*Your objective*
Type out every line below exactly as it reads.
◆ ◆ ◆ ◆ ◆
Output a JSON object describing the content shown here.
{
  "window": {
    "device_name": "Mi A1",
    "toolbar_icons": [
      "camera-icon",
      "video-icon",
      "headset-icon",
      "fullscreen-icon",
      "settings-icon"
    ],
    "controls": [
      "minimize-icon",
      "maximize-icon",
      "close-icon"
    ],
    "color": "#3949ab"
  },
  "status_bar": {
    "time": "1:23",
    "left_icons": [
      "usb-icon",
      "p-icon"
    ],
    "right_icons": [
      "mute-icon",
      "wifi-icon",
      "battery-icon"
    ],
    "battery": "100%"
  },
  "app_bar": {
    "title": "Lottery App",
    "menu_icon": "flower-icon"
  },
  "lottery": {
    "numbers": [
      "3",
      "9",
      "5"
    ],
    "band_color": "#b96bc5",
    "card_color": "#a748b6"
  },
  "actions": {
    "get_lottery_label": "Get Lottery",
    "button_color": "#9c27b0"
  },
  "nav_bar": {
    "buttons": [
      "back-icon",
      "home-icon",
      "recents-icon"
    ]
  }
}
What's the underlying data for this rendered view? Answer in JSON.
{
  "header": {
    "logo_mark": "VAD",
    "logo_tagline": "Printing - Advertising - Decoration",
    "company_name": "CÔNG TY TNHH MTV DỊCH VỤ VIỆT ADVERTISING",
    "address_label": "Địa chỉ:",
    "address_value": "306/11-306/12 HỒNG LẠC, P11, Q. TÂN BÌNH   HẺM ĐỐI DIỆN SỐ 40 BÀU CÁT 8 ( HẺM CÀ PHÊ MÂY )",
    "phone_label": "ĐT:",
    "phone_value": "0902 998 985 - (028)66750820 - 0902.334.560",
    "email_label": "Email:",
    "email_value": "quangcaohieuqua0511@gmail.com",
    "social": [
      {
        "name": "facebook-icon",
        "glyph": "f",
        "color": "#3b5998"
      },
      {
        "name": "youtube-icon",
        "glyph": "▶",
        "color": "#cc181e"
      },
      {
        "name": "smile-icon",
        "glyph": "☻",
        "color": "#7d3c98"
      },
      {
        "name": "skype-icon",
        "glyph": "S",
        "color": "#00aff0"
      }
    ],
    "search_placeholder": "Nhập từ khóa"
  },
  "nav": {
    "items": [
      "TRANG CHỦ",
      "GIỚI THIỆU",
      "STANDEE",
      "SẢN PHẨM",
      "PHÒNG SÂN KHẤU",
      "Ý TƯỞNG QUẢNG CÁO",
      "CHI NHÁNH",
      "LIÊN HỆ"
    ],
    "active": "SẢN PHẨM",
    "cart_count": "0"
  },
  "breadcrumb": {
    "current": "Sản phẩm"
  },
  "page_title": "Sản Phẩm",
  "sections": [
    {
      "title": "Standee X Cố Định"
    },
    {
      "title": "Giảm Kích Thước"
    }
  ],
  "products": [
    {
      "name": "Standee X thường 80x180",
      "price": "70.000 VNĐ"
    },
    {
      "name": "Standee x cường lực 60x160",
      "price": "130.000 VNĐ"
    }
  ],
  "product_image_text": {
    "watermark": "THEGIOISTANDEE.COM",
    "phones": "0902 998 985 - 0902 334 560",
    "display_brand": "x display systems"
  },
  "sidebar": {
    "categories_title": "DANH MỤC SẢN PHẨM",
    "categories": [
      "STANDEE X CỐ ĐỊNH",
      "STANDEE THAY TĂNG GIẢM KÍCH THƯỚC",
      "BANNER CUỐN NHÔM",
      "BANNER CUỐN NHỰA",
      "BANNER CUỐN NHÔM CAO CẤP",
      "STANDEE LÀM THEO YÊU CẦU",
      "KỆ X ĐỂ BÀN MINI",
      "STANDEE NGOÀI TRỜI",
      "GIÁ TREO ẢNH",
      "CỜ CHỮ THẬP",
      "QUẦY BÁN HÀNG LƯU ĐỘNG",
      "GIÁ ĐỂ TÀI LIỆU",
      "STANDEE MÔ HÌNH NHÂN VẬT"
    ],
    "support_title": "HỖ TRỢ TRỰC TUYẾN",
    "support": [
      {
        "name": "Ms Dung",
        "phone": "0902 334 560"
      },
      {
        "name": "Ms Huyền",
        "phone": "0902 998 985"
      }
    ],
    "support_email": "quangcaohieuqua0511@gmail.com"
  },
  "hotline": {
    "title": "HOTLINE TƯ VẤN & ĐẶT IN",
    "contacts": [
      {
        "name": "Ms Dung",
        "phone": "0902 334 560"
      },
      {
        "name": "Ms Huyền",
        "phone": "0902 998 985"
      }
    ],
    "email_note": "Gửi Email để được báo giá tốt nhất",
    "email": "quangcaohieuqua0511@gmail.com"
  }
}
◆ ◆ ◆ ◆ ◆
*Final result*
Output a JSON object describing the content shown here.
{
  "window": {
    "device_name": "Mi A1",
    "toolbar_icons": [
      "camera-icon",
      "video-icon",
      "headset-icon",
      "fullscreen-icon",
      "settings-icon"
    ],
    "controls": [
      "minimize-icon",
      "maximize-icon",
      "close-icon"
    ],
    "color": "#3949ab"
  },
  "status_bar": {
    "time": "1:23",
    "left_icons": [
      "usb-icon",
      "p-icon"
    ],
    "right_icons": [
      "mute-icon",
      "wifi-icon",
      "battery-icon"
    ],
    "battery": "100%"
  },
  "app_bar": {
    "title": "Lottery App",
    "menu_icon": "flower-icon"
  },
  "lottery": {
    "numbers": [
      "3",
      "9",
      "5"
    ],
    "band_color": "#b96bc5",
    "card_color": "#a748b6"
  },
  "actions": {
    "get_lottery_label": "Get Lottery",
    "button_color": "#9c27b0"
  },
  "nav_bar": {
    "buttons": [
      "back-icon",
      "home-icon",
      "recents-icon"
    ]
  }
}
What's the underlying data for this rendered view? Answer in JSON.
{
  "header": {
    "logo_mark": "VAD",
    "logo_tagline": "Printing - Advertising - Decoration",
    "company_name": "CÔNG TY TNHH MTV DỊCH VỤ VIỆT ADVERTISING",
    "address_label": "Địa chỉ:",
    "address_value": "306/11-306/12 HỒNG LẠC, P11, Q. TÂN BÌNH   HẺM ĐỐI DIỆN SỐ 40 BÀU CÁT 8 ( HẺM CÀ PHÊ MÂY )",
    "phone_label": "ĐT:",
    "phone_value": "0902 998 985 - (028)66750820 - 0902.334.560",
    "email_label": "Email:",
    "email_value": "quangcaohieuqua0511@gmail.com",
    "social": [
      {
        "name": "facebook-icon",
        "glyph": "f",
        "color": "#3b5998"
      },
      {
        "name": "youtube-icon",
        "glyph": "▶",
        "color": "#cc181e"
      },
      {
        "name": "smile-icon",
        "glyph": "☻",
        "color": "#7d3c98"
      },
      {
        "name": "skype-icon",
        "glyph": "S",
        "color": "#00aff0"
      }
    ],
    "search_placeholder": "Nhập từ khóa"
  },
  "nav": {
    "items": [
      "TRANG CHỦ",
      "GIỚI THIỆU",
      "STANDEE",
      "SẢN PHẨM",
      "PHÒNG SÂN KHẤU",
      "Ý TƯỞNG QUẢNG CÁO",
      "CHI NHÁNH",
      "LIÊN HỆ"
    ],
    "active": "SẢN PHẨM",
    "cart_count": "0"
  },
  "breadcrumb": {
    "current": "Sản phẩm"
  },
  "page_title": "Sản Phẩm",
  "sections": [
    {
      "title": "Standee X Cố Định"
    },
    {
      "title": "Giảm Kích Thước"
    }
  ],
  "products": [
    {
      "name": "Standee X thường 80x180",
      "price": "70.000 VNĐ"
    },
    {
      "name": "Standee x cường lực 60x160",
      "price": "130.000 VNĐ"
    }
  ],
  "product_image_text": {
    "watermark": "THEGIOISTANDEE.COM",
    "phones": "0902 998 985 - 0902 334 560",
    "display_brand": "x display systems"
  },
  "sidebar": {
    "categories_title": "DANH MỤC SẢN PHẨM",
    "categories": [
      "STANDEE X CỐ ĐỊNH",
      "STANDEE THAY TĂNG GIẢM KÍCH THƯỚC",
      "BANNER CUỐN NHÔM",
      "BANNER CUỐN NHỰA",
      "BANNER CUỐN NHÔM CAO CẤP",
      "STANDEE LÀM THEO YÊU CẦU",
      "KỆ X ĐỂ BÀN MINI",
      "STANDEE NGOÀI TRỜI",
      "GIÁ TREO ẢNH",
      "CỜ CHỮ THẬP",
      "QUẦY BÁN HÀNG LƯU ĐỘNG",
      "GIÁ ĐỂ TÀI LIỆU",
      "STANDEE MÔ HÌNH NHÂN VẬT"
    ],
    "support_title": "HỖ TRỢ TRỰC TUYẾN",
    "support": [
      {
        "name": "Ms Dung",
        "phone": "0902 334 560"
      },
      {
        "name": "Ms Huyền",
        "phone": "0902 998 985"
      }
    ],
    "support_email": "quangcaohieuqua0511@gmail.com"
  },
  "hotline": {
    "title": "HOTLINE TƯ VẤN & ĐẶT IN",
    "contacts": [
      {
        "name": "Ms Dung",
        "phone": "0902 334 560"
      },
      {
        "name": "Ms Huyền",
        "phone": "0902 998 985"
      }
    ],
    "email_note": "Gửi Email để được báo giá tốt nhất",
    "email": "quangcaohieuqua0511@gmail.com"
  }
}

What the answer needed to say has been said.